Tailscale runs DERP relay servers distributed around the world to link your Tailscale nodes peer-to-peer as a side channel during NAT traversal, and as a fallback in case NAT traversal fails and a direct connection cannot be established.

Because Tailscale private keys never leave the node where they were generated, there is never a way for a DERP server to decrypt your traffic. A DERP server just blindly forwards already-encrypted traffic from one node to another.

Tailscale runs DERP servers in many locations. As of March 2024, this list includes:

  • Australia (Sydney)
  • Brazil (São Paulo)
  • Canada (Toronto)
  • France (Paris)
  • Germany (Frankfurt)
  • Hong Kong (Hong Kong)
  • India (Bangalore)
  • Japan (Tokyo)
  • Kenya (Nairobi)
  • Netherlands (Amsterdam)
  • Poland (Warsaw)
  • Singapore (Singapore)
  • South Africa (Johannesburg)
  • Spain (Madrid)
  • United Arab Emirates (Dubai)
  • United Kingdom (London)
  • United States (Chicago, Dallas, Denver, Honolulu, Los Angeles, Miami, New York City, San Francisco, and Seattle)

Tailscale clients automatically select the nearest relay for low latency. Tailscale is continually expanding and adding more DERP servers as needed in order to provide low-latency connections.

Generally, you don't need to customize Tailscale DERP servers. However, in addition to or instead of using the Tailscale DERP servers, you can run your own custom DERP servers. Possible use cases are for policy compliance and lower latency.

What happens to DERP servers if the coordination server is down?

  • The devices running Tailscale gets the list of DERP servers from the coordination server, and this is saved locally.

• [Data supplied]

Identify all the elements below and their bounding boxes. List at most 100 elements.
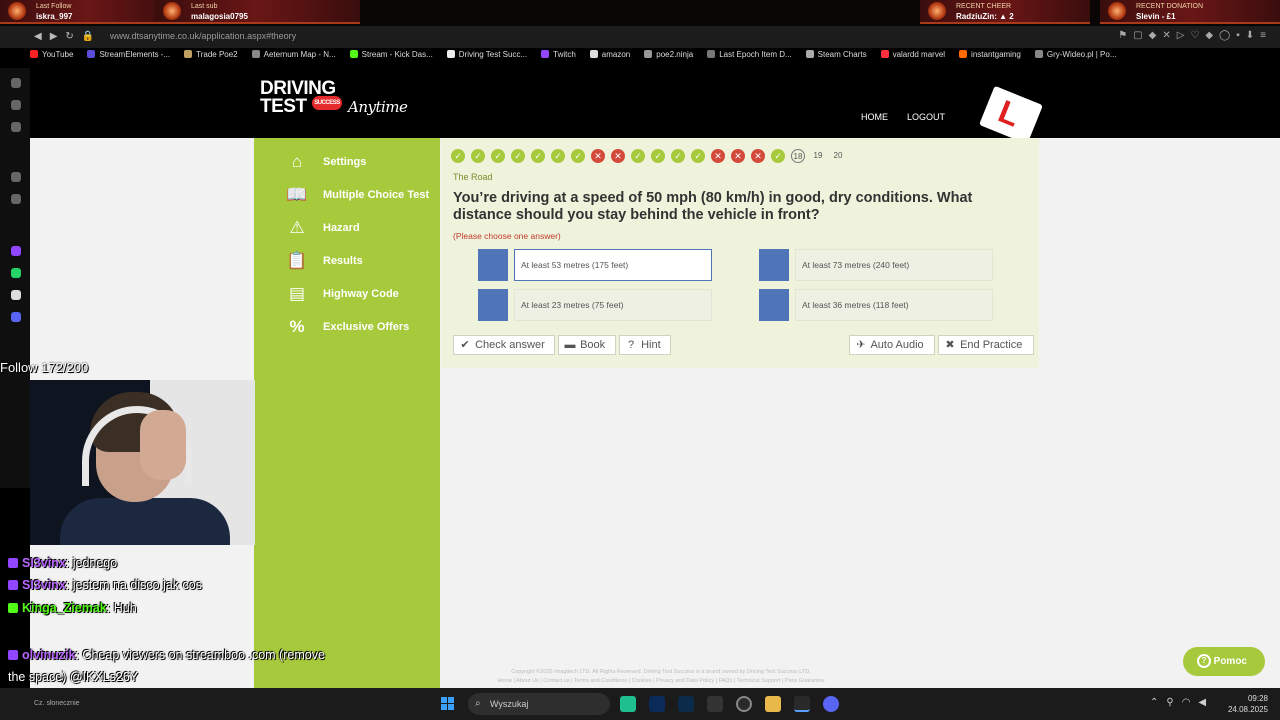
bookmark-label: Driving Test Succ...: [458, 50, 528, 59]
nav-home-link[interactable]: HOME: [861, 112, 888, 122]
progress-correct-icon[interactable]: ✓: [511, 148, 525, 163]
bookmark-label: Trade Poe2: [196, 50, 238, 59]
app-icon[interactable]: [620, 696, 636, 712]
url-field[interactable]: www.dtsanytime.co.uk/application.aspx#th…: [110, 31, 296, 41]
bookmark-item[interactable]: Trade Poe2: [184, 50, 238, 59]
screen: Last Follow iskra_997 Last sub malagosia…: [0, 0, 1280, 720]
rail-icon[interactable]: [11, 78, 21, 88]
progress-correct-icon[interactable]: ✓: [551, 148, 565, 163]
progress-correct-icon[interactable]: ✓: [531, 148, 545, 163]
clock[interactable]: 09:28 24.08.2025: [1228, 693, 1268, 715]
end-practice-button[interactable]: ✖ End Practice: [938, 335, 1034, 355]
book-button[interactable]: ▬ Book: [558, 335, 616, 355]
system-tray[interactable]: ⌃⚲◠◀: [1150, 697, 1214, 708]
progress-correct-icon[interactable]: ✓: [571, 148, 585, 163]
progress-correct-icon[interactable]: ✓: [691, 148, 705, 163]
nav-logout-link[interactable]: LOGOUT: [907, 112, 945, 122]
discord-icon[interactable]: [11, 312, 21, 322]
twitch-icon[interactable]: [11, 246, 21, 256]
bookmark-item[interactable]: Steam Charts: [805, 50, 867, 59]
progress-pending-question[interactable]: 20: [831, 151, 845, 160]
answer-option[interactable]: At least 23 metres (75 feet): [478, 289, 712, 321]
progress-correct-icon[interactable]: ✓: [471, 148, 485, 163]
chat-text: : Huh: [106, 601, 137, 615]
progress-wrong-icon[interactable]: ✕: [591, 148, 605, 163]
progress-correct-icon[interactable]: ✓: [671, 148, 685, 163]
answer-label[interactable]: At least 53 metres (175 feet): [514, 249, 712, 281]
site-logo[interactable]: DRIVING TEST SUCCESS Anytime: [260, 79, 408, 116]
site-footer: Copyright ©2025 Imagitech LTD. All Right…: [441, 668, 881, 686]
sidebar-item-label: Highway Code: [323, 288, 399, 300]
rail-icon[interactable]: [11, 122, 21, 132]
answer-checkbox[interactable]: [478, 249, 508, 281]
footer-copyright: Copyright ©2025 Imagitech LTD. All Right…: [511, 669, 811, 675]
sidebar-menu: ⌂ Settings 📖 Multiple Choice Test ⚠ Hazard 📋 Re…: [254, 138, 440, 688]
answer-label[interactable]: At least 23 metres (75 feet): [514, 289, 712, 321]
hint-label: Hint: [641, 339, 661, 351]
progress-wrong-icon[interactable]: ✕: [611, 148, 625, 163]
footer-links[interactable]: Home | About Us | Contact us | Terms and…: [441, 677, 881, 686]
browser-nav-buttons[interactable]: ◀▶↻🔒: [34, 31, 102, 42]
bookmark-label: amazon: [601, 50, 631, 59]
bookmark-item[interactable]: StreamElements -...: [87, 50, 170, 59]
progress-correct-icon[interactable]: ✓: [631, 148, 645, 163]
progress-wrong-icon[interactable]: ✕: [751, 148, 765, 163]
auto-audio-button[interactable]: ✈ Auto Audio: [849, 335, 935, 355]
progress-pending-question[interactable]: 19: [811, 151, 825, 160]
answer-checkbox[interactable]: [478, 289, 508, 321]
bookmark-item[interactable]: instantgaming: [959, 50, 1021, 59]
taskbar-search[interactable]: ⌕ Wyszukaj: [468, 693, 610, 715]
last-sub-box: Last sub malagosia0795: [155, 0, 360, 24]
discord-icon[interactable]: [823, 696, 839, 712]
browser-icon[interactable]: [794, 696, 810, 712]
answer-label[interactable]: At least 73 metres (240 feet): [795, 249, 993, 281]
answer-option[interactable]: At least 73 metres (240 feet): [759, 249, 993, 281]
bookmark-item[interactable]: Driving Test Succ...: [446, 50, 528, 59]
folder-icon[interactable]: [765, 696, 781, 712]
rail-icon[interactable]: [11, 172, 21, 182]
bookmark-item[interactable]: Twitch: [541, 50, 576, 59]
bookmark-item[interactable]: Aeternum Map - N...: [251, 50, 336, 59]
progress-correct-icon[interactable]: ✓: [491, 148, 505, 163]
bookmark-item[interactable]: poe2.ninja: [644, 50, 693, 59]
progress-wrong-icon[interactable]: ✕: [731, 148, 745, 163]
answer-option[interactable]: At least 53 metres (175 feet): [478, 249, 712, 281]
lightroom-icon[interactable]: [678, 696, 694, 712]
clock-date: 24.08.2025: [1227, 705, 1268, 714]
progress-current-question[interactable]: 18: [791, 148, 805, 163]
windows-start-icon[interactable]: [441, 697, 455, 711]
x-icon[interactable]: [11, 290, 21, 300]
app-icon[interactable]: [707, 696, 723, 712]
obs-icon[interactable]: [736, 696, 752, 712]
bookmark-item[interactable]: valardd marvel: [880, 50, 945, 59]
bookmark-label: instantgaming: [971, 50, 1021, 59]
answer-checkbox[interactable]: [759, 249, 789, 281]
browser-toolbar-icons[interactable]: ⚑▢◆✕▷♡◆◯▪⬇≡: [1118, 30, 1272, 41]
bookmark-icon: [1034, 50, 1043, 58]
check-answer-button[interactable]: ✔ Check answer: [453, 335, 555, 355]
rail-icon[interactable]: [11, 194, 21, 204]
progress-wrong-icon[interactable]: ✕: [711, 148, 725, 163]
bookmark-item[interactable]: Last Epoch Item D...: [707, 50, 792, 59]
bookmark-icon: [446, 50, 455, 58]
weather-widget[interactable]: Cz. słonecznie: [34, 700, 80, 707]
answer-checkbox[interactable]: [759, 289, 789, 321]
whatsapp-icon[interactable]: [11, 268, 21, 278]
help-button[interactable]: ? Pomoc: [1183, 647, 1265, 676]
bookmark-icon: [541, 50, 550, 58]
bookmark-item[interactable]: Gry-Wideo.pl | Po...: [1034, 50, 1117, 59]
progress-correct-icon[interactable]: ✓: [451, 148, 465, 163]
hint-button[interactable]: ? Hint: [619, 335, 671, 355]
bookmark-item[interactable]: amazon: [589, 50, 631, 59]
bookmark-item[interactable]: YouTube: [30, 50, 73, 59]
rail-icon[interactable]: [11, 100, 21, 110]
question-mark-icon: ?: [627, 339, 635, 351]
progress-correct-icon[interactable]: ✓: [651, 148, 665, 163]
bookmark-item[interactable]: Stream - Kick Das...: [349, 50, 433, 59]
book-icon: ▬: [564, 339, 576, 351]
answer-option[interactable]: At least 36 metres (118 feet): [759, 289, 993, 321]
progress-correct-icon[interactable]: ✓: [771, 148, 785, 163]
photoshop-icon[interactable]: [649, 696, 665, 712]
answer-label[interactable]: At least 36 metres (118 feet): [795, 289, 993, 321]
orb-icon: [1108, 2, 1126, 20]
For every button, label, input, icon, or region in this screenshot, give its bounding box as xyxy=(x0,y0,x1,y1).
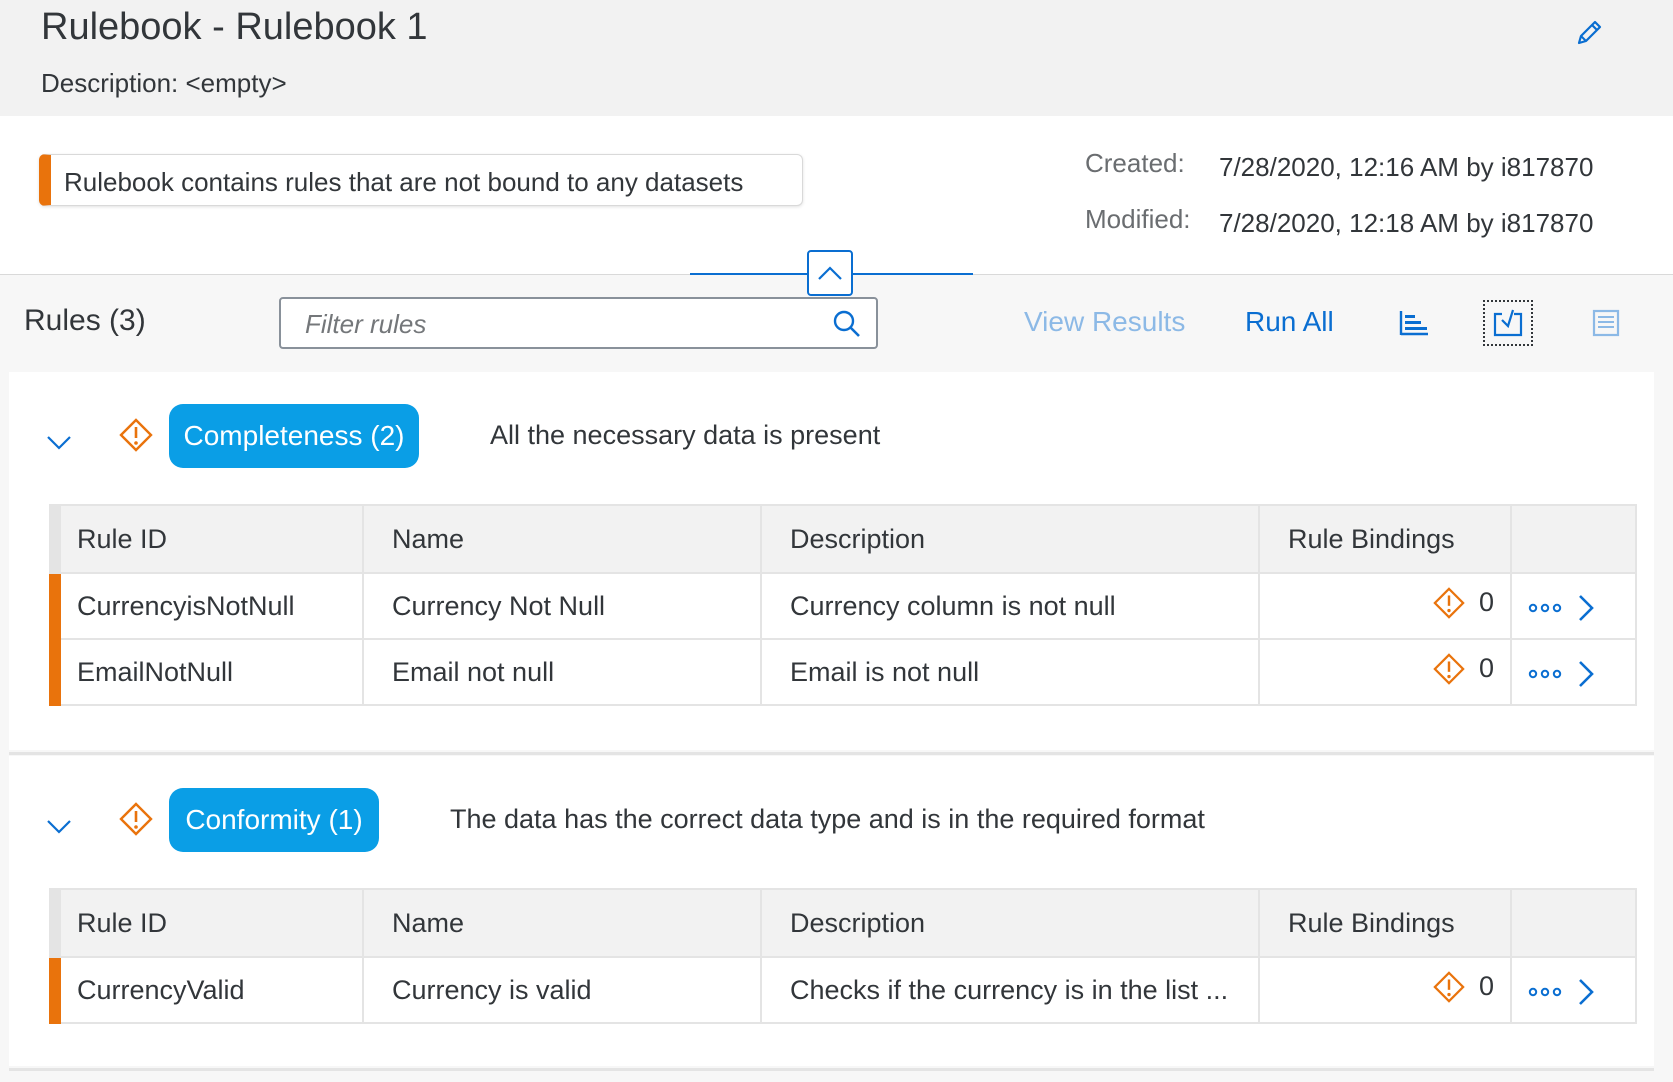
warning-diamond-icon xyxy=(1433,970,1465,1003)
row-actions-cell xyxy=(1511,639,1637,706)
rule-description-cell: Currency column is not null xyxy=(761,573,1260,640)
category-conformity-button[interactable]: Conformity (1) xyxy=(169,788,379,852)
run-all-button[interactable]: Run All xyxy=(1245,306,1334,338)
view-results-button[interactable]: View Results xyxy=(1024,306,1185,338)
warning-diamond-icon xyxy=(1433,652,1465,685)
warning-message-strip: Rulebook contains rules that are not bou… xyxy=(39,154,803,206)
binding-count: 0 xyxy=(1478,971,1494,1001)
rule-bindings-cell: 0 xyxy=(1259,639,1512,706)
section-divider xyxy=(9,1068,1654,1071)
table-row[interactable]: CurrencyValid Currency is valid Checks i… xyxy=(49,957,1637,1024)
rule-description-cell: Checks if the currency is in the list ..… xyxy=(761,957,1260,1024)
binding-count: 0 xyxy=(1478,653,1494,683)
table-header-row: Rule ID Name Description Rule Bindings xyxy=(49,505,1637,574)
rule-id-cell: CurrencyValid xyxy=(49,957,364,1024)
warning-message-text: Rulebook contains rules that are not bou… xyxy=(64,167,744,197)
filter-rules-input[interactable] xyxy=(303,307,807,341)
filter-rules-field[interactable] xyxy=(279,297,878,349)
document-icon xyxy=(1592,309,1620,337)
column-header-description: Description xyxy=(761,505,1260,574)
section-divider xyxy=(9,752,1654,755)
modified-label: Modified: xyxy=(1085,204,1191,234)
modified-value: 7/28/2020, 12:18 AM by i817870 xyxy=(1219,208,1594,238)
category-description: All the necessary data is present xyxy=(490,420,881,450)
rule-id-cell: EmailNotNull xyxy=(49,639,364,706)
sort-button[interactable] xyxy=(1389,300,1439,346)
import-button[interactable] xyxy=(1483,300,1533,346)
rules-table-completeness: Rule ID Name Description Rule Bindings C… xyxy=(49,504,1637,706)
table-row[interactable]: CurrencyisNotNull Currency Not Null Curr… xyxy=(49,573,1637,640)
binding-count: 0 xyxy=(1478,587,1494,617)
rules-table-conformity: Rule ID Name Description Rule Bindings C… xyxy=(49,888,1637,1024)
table-row[interactable]: EmailNotNull Email not null Email is not… xyxy=(49,639,1637,706)
rule-name-cell: Currency is valid xyxy=(363,957,762,1024)
rule-bindings-cell: 0 xyxy=(1259,957,1512,1024)
sort-icon xyxy=(1399,311,1428,336)
page-title: Rulebook - Rulebook 1 xyxy=(41,6,428,48)
column-header-rule-id: Rule ID xyxy=(49,505,364,574)
category-panel-conformity: Conformity (1) The data has the correct … xyxy=(9,756,1654,1066)
category-description: The data has the correct data type and i… xyxy=(450,804,1205,834)
rule-name-cell: Email not null xyxy=(363,639,762,706)
column-header-name: Name xyxy=(363,889,762,958)
navigate-chevron-right-icon[interactable] xyxy=(1576,659,1596,689)
pencil-icon xyxy=(1577,20,1602,45)
column-header-rule-bindings: Rule Bindings xyxy=(1259,505,1512,574)
edit-button[interactable] xyxy=(1570,12,1610,52)
row-actions-cell xyxy=(1511,957,1637,1024)
chevron-down-icon[interactable] xyxy=(45,812,73,840)
created-label: Created: xyxy=(1085,148,1185,178)
page-description: Description: <empty> xyxy=(41,68,287,98)
rule-description-cell: Email is not null xyxy=(761,639,1260,706)
collapse-header-button[interactable] xyxy=(807,250,853,296)
column-header-name: Name xyxy=(363,505,762,574)
navigate-chevron-right-icon[interactable] xyxy=(1576,593,1596,623)
rule-name-cell: Currency Not Null xyxy=(363,573,762,640)
column-header-actions xyxy=(1511,889,1637,958)
import-icon xyxy=(1493,309,1523,337)
more-actions-icon[interactable] xyxy=(1528,603,1562,613)
more-actions-icon[interactable] xyxy=(1528,987,1562,997)
details-button[interactable] xyxy=(1581,300,1631,346)
category-completeness-button[interactable]: Completeness (2) xyxy=(169,404,419,468)
column-header-description: Description xyxy=(761,889,1260,958)
header-divider-left xyxy=(690,273,807,275)
page-header: Rulebook - Rulebook 1 Description: <empt… xyxy=(0,0,1673,116)
created-value: 7/28/2020, 12:16 AM by i817870 xyxy=(1219,152,1594,182)
chevron-up-icon xyxy=(818,266,842,280)
warning-diamond-icon xyxy=(119,802,153,836)
rules-count-title: Rules (3) xyxy=(24,304,146,337)
column-header-rule-bindings: Rule Bindings xyxy=(1259,889,1512,958)
column-header-rule-id: Rule ID xyxy=(49,889,364,958)
table-header-row: Rule ID Name Description Rule Bindings xyxy=(49,889,1637,958)
navigate-chevron-right-icon[interactable] xyxy=(1576,977,1596,1007)
warning-diamond-icon xyxy=(119,418,153,452)
rule-bindings-cell: 0 xyxy=(1259,573,1512,640)
header-divider-right xyxy=(853,273,973,275)
column-header-actions xyxy=(1511,505,1637,574)
row-actions-cell xyxy=(1511,573,1637,640)
more-actions-icon[interactable] xyxy=(1528,669,1562,679)
category-panel-completeness: Completeness (2) All the necessary data … xyxy=(9,372,1654,750)
warning-diamond-icon xyxy=(1433,586,1465,619)
rule-id-cell: CurrencyisNotNull xyxy=(49,573,364,640)
search-icon[interactable] xyxy=(832,309,862,344)
chevron-down-icon[interactable] xyxy=(45,428,73,456)
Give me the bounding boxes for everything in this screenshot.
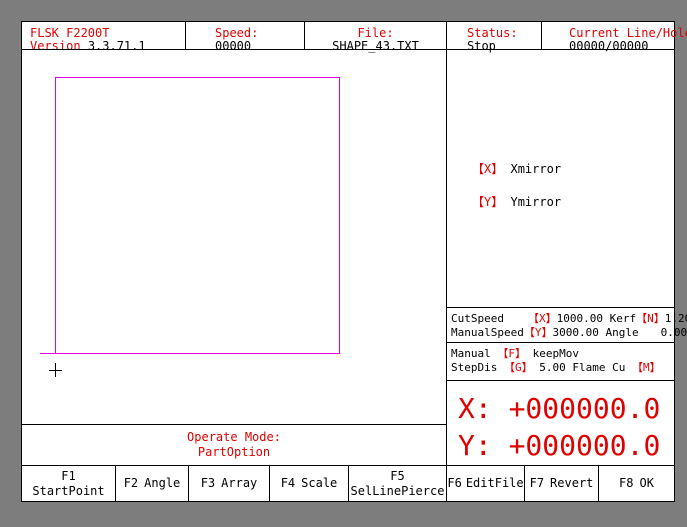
cutspeed-row: CutSpeed 【X】1000.00 Kerf【N】1.20 (451, 312, 687, 325)
kerf-label: Kerf (609, 312, 637, 325)
menu-key-x: 【X】 (472, 162, 504, 176)
menu-label-xmirror: Xmirror (510, 162, 562, 176)
f3-label: Array (221, 476, 258, 490)
flame-label: Flame Cu (572, 361, 626, 374)
cutspeed-label: CutSpeed (451, 312, 504, 325)
current-line-value: 00000/00000 (569, 39, 649, 53)
stepdis-key: 【G】 (503, 361, 533, 374)
menu-item-xmirror[interactable]: 【X】 Xmirror (472, 162, 561, 176)
manual-label: Manual (451, 347, 491, 360)
current-line-label: Current Line/Hole: (569, 26, 687, 40)
f5-sellinepierce-button[interactable]: F5 SelLinePierce (349, 466, 446, 501)
function-key-bar: F1 StartPoint F2 Angle F3 Array F4 Scale F5… (22, 466, 674, 501)
params-top-border (446, 307, 674, 308)
f2-angle-button[interactable]: F2 Angle (116, 466, 188, 501)
f8-key: F8 (619, 476, 634, 490)
f8-ok-button[interactable]: F8 OK (599, 466, 674, 501)
f7-label: Revert (550, 476, 594, 490)
speed-label: Speed: (215, 26, 259, 40)
f4-scale-button[interactable]: F4 Scale (270, 466, 348, 501)
manualspeed-key: 【Y】 (523, 326, 553, 339)
angle-value: 0.00 (660, 326, 687, 339)
manualspeed-row: ManualSpeed【Y】3000.00 Angle 0.00 (451, 326, 687, 339)
header-divider (446, 22, 447, 49)
operate-mode-value: PartOption (197, 445, 271, 459)
cutspeed-key: 【X】 (527, 312, 557, 325)
menu-key-y: 【Y】 (472, 195, 504, 209)
header-divider (185, 22, 186, 49)
stepdis-value: 5.00 (539, 361, 566, 374)
flame-key: 【M】 (631, 361, 661, 374)
product-name: FLSK F2200T (30, 26, 110, 40)
drawing-canvas[interactable] (22, 50, 446, 424)
stepdis-row: StepDis 【G】 5.00 Flame Cu 【M】 (451, 361, 661, 374)
manual-value: keepMov (532, 347, 579, 360)
x-coordinate: X: +000000.0 (458, 394, 660, 424)
manualspeed-value: 3000.00 (552, 326, 599, 339)
y-coord-label: Y: (458, 429, 492, 462)
f1-startpoint-button[interactable]: F1 StartPoint (22, 466, 115, 501)
f1-key: F1 (61, 468, 76, 483)
f7-key: F7 (529, 476, 545, 490)
coords-top-border (446, 380, 674, 381)
manual-row: Manual 【F】 keepMov (451, 347, 579, 360)
f7-revert-button[interactable]: F7 Revert (525, 466, 598, 501)
canvas-bottom-border (22, 424, 446, 425)
x-coord-value: +000000.0 (508, 392, 661, 425)
header-divider (541, 22, 542, 49)
f5-label: SelLinePierce (350, 483, 445, 498)
f6-key: F6 (447, 476, 462, 490)
f2-label: Angle (144, 476, 181, 490)
f1-label: StartPoint (32, 483, 105, 498)
manual-key: 【F】 (497, 347, 526, 360)
f4-key: F4 (280, 476, 296, 490)
mode-top-border (446, 342, 674, 343)
part-shape-outline (55, 77, 340, 354)
f3-key: F3 (200, 476, 216, 490)
f4-label: Scale (301, 476, 338, 490)
cutspeed-value: 1000.00 (556, 312, 603, 325)
f2-key: F2 (123, 476, 139, 490)
angle-label: Angle (605, 326, 639, 339)
f5-key: F5 (390, 468, 405, 483)
operate-mode-label: Operate Mode: (187, 430, 281, 444)
status-value: Stop (467, 39, 496, 53)
panel-divider (446, 49, 447, 465)
kerf-key: 【N】 (636, 312, 665, 325)
y-coord-value: +000000.0 (508, 429, 661, 462)
manualspeed-label: ManualSpeed (451, 326, 524, 339)
status-label: Status: (467, 26, 518, 40)
f6-label: EditFile (465, 476, 524, 490)
file-label: File: (357, 26, 394, 40)
menu-item-ymirror[interactable]: 【Y】 Ymirror (472, 195, 561, 209)
menu-label-ymirror: Ymirror (510, 195, 562, 209)
f3-array-button[interactable]: F3 Array (189, 466, 269, 501)
y-coordinate: Y: +000000.0 (458, 431, 660, 461)
x-coord-label: X: (458, 392, 492, 425)
f8-label: OK (639, 476, 654, 490)
main-window: FLSK F2200T Version 3.3.71.1 Speed: 0000… (21, 21, 687, 502)
f6-editfile-button[interactable]: F6 EditFile (447, 466, 524, 501)
stepdis-label: StepDis (451, 361, 498, 374)
kerf-value: 1.20 (664, 312, 687, 325)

• [Work to do]
• A. In the Tailscale DERP text, what reason is given for a DERP server never being able to decrypt your traffic?
• B. Pick up the Tailscale DERP text right after its last sentence and keep writing.
You won't need the entries for anything here.

• [Results by task]
• A. Tailscale private keys never leave the node where they were generated.

• B.
    • If the coordination server is down but the DERP servers are up, then the Tailscale client still has the last known state for list of DERP servers.
    • If the Tailscale client restarts, it will still have the list of DERP servers and doesn't need to fetch them from the coordination server.
    • If a DERP server is added while the coordination server is down, it won't get shared out. It will be added the next time the Tailscale client connects to the coordination server.

What happens when a DERP server is down?

  • If one DERP server in a region becomes unreachable, another server is chosen.
  • If the DERP region becomes unreachable, then the Tailscale client will choose the next closest region.
  • If all DERP servers go down, only existing direct connections can continue to be made.

If clients are connecting directly, do they need to use DERP?

Generally no, but an end user moving around (for example, from home to the coffee shop) may intermittently use DERP servers to establish connections.

Running your own DERP servers is an advanced operation that requires significant resources on your part to set up and maintain.